Work instructions: Copy the items from the line containing "data-point [598, 452, 608, 462]" through the line containing "legend-marker [759, 23, 769, 33]", both included, character for character.

Source data:
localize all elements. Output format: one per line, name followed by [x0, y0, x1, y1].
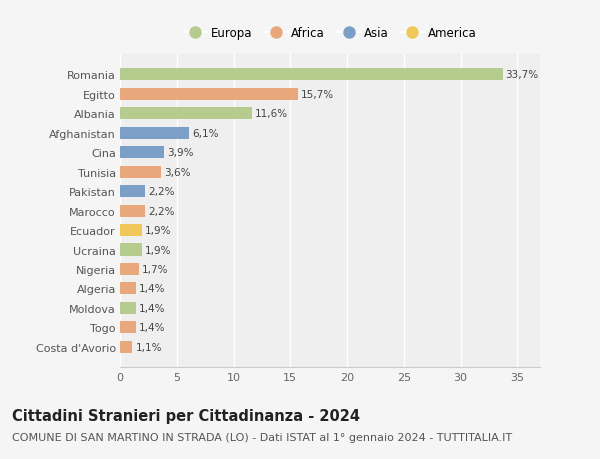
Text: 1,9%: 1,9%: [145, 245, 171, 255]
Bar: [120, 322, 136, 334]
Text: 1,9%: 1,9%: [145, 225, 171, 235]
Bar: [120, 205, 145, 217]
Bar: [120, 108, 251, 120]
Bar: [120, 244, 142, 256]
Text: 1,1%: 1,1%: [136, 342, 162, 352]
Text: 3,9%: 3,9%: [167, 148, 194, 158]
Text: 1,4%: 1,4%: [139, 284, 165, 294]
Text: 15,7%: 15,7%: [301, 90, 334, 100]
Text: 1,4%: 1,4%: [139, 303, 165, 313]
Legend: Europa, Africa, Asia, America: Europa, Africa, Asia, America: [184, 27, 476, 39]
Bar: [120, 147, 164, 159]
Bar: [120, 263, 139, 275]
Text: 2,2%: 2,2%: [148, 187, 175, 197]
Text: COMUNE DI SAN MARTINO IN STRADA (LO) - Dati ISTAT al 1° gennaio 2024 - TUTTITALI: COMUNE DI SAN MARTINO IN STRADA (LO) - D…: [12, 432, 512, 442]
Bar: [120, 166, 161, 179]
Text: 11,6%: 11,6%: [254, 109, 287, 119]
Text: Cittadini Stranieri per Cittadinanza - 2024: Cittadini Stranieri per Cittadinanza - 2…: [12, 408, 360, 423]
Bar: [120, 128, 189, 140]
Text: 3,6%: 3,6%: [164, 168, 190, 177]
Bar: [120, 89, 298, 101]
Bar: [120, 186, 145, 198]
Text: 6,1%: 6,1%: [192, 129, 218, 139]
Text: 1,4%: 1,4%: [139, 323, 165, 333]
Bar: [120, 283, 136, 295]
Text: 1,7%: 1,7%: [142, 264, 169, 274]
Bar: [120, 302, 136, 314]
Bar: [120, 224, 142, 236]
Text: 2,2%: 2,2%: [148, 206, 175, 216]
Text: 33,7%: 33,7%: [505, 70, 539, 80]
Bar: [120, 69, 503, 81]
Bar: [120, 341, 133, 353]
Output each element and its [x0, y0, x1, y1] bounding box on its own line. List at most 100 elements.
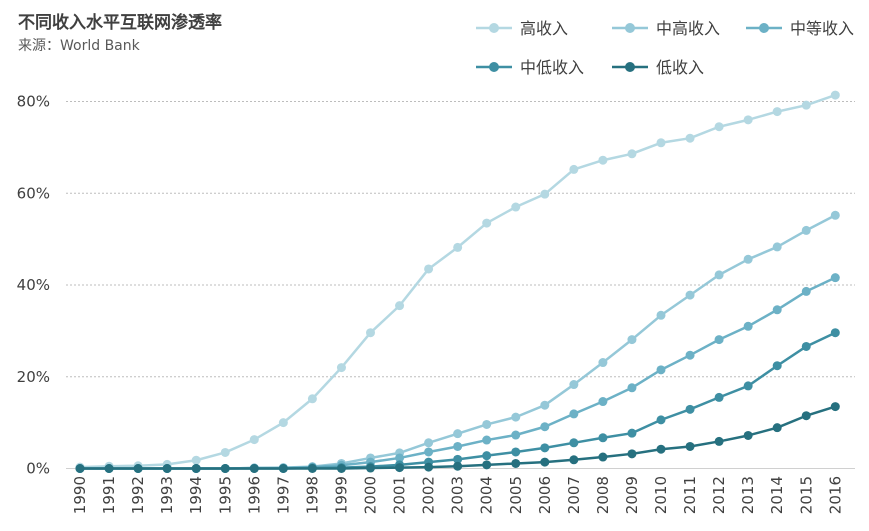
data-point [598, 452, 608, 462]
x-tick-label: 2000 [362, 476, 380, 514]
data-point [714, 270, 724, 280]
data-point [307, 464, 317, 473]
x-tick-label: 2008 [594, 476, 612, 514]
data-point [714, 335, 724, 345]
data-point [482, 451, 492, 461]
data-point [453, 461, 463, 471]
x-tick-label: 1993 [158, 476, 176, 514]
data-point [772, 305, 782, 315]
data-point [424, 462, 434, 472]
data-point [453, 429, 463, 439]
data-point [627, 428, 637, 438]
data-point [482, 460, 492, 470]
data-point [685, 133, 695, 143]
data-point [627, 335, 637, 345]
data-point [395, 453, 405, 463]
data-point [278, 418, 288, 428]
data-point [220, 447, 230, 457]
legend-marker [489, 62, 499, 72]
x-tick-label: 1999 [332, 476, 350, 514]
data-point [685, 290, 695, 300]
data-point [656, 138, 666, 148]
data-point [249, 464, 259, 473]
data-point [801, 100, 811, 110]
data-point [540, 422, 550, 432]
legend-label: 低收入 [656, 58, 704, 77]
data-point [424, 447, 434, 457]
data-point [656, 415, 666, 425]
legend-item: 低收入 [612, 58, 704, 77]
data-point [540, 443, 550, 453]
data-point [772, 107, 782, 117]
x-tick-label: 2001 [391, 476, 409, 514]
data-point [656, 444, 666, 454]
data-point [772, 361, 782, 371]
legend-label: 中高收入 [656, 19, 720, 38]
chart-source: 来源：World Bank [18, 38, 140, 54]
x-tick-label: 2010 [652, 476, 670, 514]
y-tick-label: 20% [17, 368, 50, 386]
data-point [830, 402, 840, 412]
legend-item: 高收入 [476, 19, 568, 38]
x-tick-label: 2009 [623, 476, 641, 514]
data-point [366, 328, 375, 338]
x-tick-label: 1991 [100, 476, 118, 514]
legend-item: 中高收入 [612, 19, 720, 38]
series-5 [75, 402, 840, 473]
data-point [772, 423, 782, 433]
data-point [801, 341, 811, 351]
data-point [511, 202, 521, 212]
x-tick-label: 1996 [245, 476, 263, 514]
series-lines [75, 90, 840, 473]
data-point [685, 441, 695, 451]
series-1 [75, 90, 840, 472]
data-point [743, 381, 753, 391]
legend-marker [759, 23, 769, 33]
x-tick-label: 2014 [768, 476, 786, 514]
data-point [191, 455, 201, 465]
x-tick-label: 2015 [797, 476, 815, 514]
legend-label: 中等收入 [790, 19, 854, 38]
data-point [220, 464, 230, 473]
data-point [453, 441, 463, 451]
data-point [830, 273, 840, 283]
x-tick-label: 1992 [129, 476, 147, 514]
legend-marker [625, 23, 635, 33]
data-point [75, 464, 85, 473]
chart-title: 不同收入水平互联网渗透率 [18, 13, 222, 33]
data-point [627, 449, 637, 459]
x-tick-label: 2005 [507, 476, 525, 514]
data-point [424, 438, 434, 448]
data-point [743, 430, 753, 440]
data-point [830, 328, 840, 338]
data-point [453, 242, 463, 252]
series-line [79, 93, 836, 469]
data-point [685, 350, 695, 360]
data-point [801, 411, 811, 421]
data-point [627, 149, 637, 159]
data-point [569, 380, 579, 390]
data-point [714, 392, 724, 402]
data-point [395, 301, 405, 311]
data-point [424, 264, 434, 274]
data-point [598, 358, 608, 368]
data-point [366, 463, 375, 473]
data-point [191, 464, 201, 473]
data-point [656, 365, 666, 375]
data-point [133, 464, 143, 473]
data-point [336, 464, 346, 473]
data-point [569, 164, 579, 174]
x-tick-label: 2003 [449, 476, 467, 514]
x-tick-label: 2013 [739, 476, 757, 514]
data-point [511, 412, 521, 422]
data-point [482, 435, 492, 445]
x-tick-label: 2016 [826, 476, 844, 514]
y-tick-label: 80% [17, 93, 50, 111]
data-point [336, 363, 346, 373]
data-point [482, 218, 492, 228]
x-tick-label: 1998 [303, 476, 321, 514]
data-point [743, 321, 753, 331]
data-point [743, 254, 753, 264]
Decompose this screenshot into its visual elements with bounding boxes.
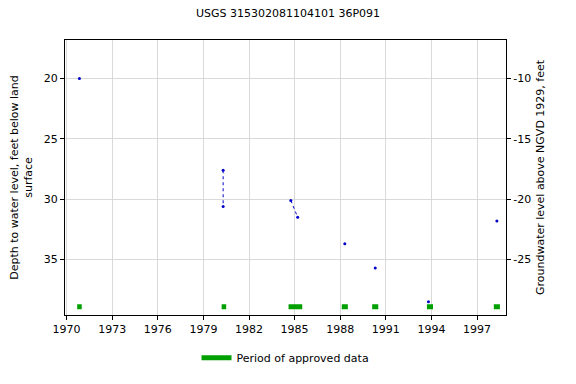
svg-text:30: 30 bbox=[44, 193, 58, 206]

Answer for this exercise:
data-point [598, 452, 608, 462]
x-tick-label: 2000 [362, 476, 380, 514]
data-point [714, 270, 724, 280]
data-point [307, 464, 317, 473]
x-tick-label: 2008 [594, 476, 612, 514]
data-point [714, 335, 724, 345]
data-point [482, 451, 492, 461]
data-point [453, 461, 463, 471]
x-tick-label: 1993 [158, 476, 176, 514]
data-point [772, 305, 782, 315]
data-point [424, 462, 434, 472]
data-point [453, 429, 463, 439]
data-point [627, 428, 637, 438]
data-point [482, 460, 492, 470]
data-point [685, 133, 695, 143]
data-point [627, 335, 637, 345]
data-point [395, 453, 405, 463]
data-point [278, 418, 288, 428]
data-point [220, 447, 230, 457]
legend-marker [489, 62, 499, 72]
x-tick-label: 1999 [332, 476, 350, 514]
data-point [685, 290, 695, 300]
data-point [656, 138, 666, 148]
data-point [249, 464, 259, 473]
data-point [801, 100, 811, 110]
data-point [540, 422, 550, 432]
legend-label: 低收入 [656, 58, 704, 77]
data-point [424, 447, 434, 457]
data-point [656, 415, 666, 425]
legend-item: 低收入 [612, 58, 704, 77]
data-point [540, 443, 550, 453]
data-point [772, 107, 782, 117]
x-tick-label: 2001 [391, 476, 409, 514]
data-point [656, 444, 666, 454]
data-point [772, 361, 782, 371]
legend-label: 中高收入 [656, 19, 720, 38]
chart-source: 来源：World Bank [18, 38, 140, 54]
x-tick-label: 2010 [652, 476, 670, 514]
y-tick-label: 20% [17, 368, 50, 386]
data-point [830, 402, 840, 412]
legend-item: 高收入 [476, 19, 568, 38]
x-tick-label: 2009 [623, 476, 641, 514]
data-point [366, 328, 375, 338]
x-tick-label: 1991 [100, 476, 118, 514]
legend-item: 中高收入 [612, 19, 720, 38]
series-5 [75, 402, 840, 473]
data-point [772, 423, 782, 433]
data-point [801, 341, 811, 351]
data-point [511, 202, 521, 212]
x-tick-label: 1996 [245, 476, 263, 514]
series-lines [75, 90, 840, 473]
data-point [685, 441, 695, 451]
series-1 [75, 90, 840, 472]
data-point [743, 381, 753, 391]
legend-marker [759, 23, 769, 33]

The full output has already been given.